### [WRITTEN EXERCISE]
Copy out every line in which the string "семи" occurs.
[START RECORDS FOR THE EXERCISE]
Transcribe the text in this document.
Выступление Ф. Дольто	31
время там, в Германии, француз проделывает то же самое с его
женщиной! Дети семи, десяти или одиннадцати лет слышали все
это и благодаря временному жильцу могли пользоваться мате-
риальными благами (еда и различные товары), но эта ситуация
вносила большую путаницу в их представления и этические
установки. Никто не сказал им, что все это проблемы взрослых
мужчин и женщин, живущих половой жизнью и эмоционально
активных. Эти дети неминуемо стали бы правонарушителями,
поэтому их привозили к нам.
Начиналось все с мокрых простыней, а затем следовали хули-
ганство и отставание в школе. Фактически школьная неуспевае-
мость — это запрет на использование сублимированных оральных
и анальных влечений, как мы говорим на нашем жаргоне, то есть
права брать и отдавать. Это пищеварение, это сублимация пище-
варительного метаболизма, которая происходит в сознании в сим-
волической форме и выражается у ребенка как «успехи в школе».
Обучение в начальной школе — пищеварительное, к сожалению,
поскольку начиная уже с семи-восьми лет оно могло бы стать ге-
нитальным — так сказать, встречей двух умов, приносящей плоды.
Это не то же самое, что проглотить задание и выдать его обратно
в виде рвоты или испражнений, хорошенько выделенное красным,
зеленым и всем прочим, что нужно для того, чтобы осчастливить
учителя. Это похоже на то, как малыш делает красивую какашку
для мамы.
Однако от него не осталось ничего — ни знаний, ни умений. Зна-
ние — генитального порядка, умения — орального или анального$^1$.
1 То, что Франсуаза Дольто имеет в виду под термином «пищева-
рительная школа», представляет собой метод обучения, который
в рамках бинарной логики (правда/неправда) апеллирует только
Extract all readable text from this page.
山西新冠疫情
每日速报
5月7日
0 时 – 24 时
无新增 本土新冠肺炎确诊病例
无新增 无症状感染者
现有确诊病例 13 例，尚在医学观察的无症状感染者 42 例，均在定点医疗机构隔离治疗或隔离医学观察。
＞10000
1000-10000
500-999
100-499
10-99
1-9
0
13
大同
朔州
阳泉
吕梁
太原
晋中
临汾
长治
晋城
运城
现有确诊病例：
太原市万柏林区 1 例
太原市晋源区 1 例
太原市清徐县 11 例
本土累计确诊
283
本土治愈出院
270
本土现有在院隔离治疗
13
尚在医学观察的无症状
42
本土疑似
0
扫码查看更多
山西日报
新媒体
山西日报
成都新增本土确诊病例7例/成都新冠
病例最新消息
[END RECORDS FOR THE EXERCISE]
### [SOLUTION FOR THIS EXERCISE]
женщиной! Дети семи, десяти или одиннадцати лет слышали все
поскольку начиная уже с семи-восьми лет оно могло бы стать ге-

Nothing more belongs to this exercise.